- WHAT IS EXPECTED -
In full and without alteration, repeat the material.

- RECORDS FOR THE EXERCISE -

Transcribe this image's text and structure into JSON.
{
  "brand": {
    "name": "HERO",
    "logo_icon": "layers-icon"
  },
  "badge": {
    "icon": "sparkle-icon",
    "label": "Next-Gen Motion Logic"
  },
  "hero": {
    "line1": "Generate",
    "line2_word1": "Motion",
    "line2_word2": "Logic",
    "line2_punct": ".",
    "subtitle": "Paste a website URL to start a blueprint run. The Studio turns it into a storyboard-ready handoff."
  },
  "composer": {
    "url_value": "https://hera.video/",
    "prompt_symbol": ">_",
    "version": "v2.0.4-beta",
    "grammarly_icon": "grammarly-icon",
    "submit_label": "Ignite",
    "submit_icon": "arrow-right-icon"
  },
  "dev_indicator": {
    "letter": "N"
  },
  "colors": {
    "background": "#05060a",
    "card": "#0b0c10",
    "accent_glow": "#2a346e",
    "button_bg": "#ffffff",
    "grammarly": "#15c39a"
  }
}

- EXPECTED OUTPUT -
Transcribe this image's text and structure into JSON.
{
  "brand": {
    "name": "HERO",
    "logo_icon": "layers-icon"
  },
  "badge": {
    "icon": "sparkle-icon",
    "label": "Next-Gen Motion Logic"
  },
  "hero": {
    "line1": "Generate",
    "line2_word1": "Motion",
    "line2_word2": "Logic",
    "line2_punct": ".",
    "subtitle": "Paste a website URL to start a blueprint run. The Studio turns it into a storyboard-ready handoff."
  },
  "composer": {
    "url_value": "https://hera.video/",
    "prompt_symbol": ">_",
    "version": "v2.0.4-beta",
    "grammarly_icon": "grammarly-icon",
    "submit_label": "Ignite",
    "submit_icon": "arrow-right-icon"
  },
  "dev_indicator": {
    "letter": "N"
  },
  "colors": {
    "background": "#05060a",
    "card": "#0b0c10",
    "accent_glow": "#2a346e",
    "button_bg": "#ffffff",
    "grammarly": "#15c39a"
  }
}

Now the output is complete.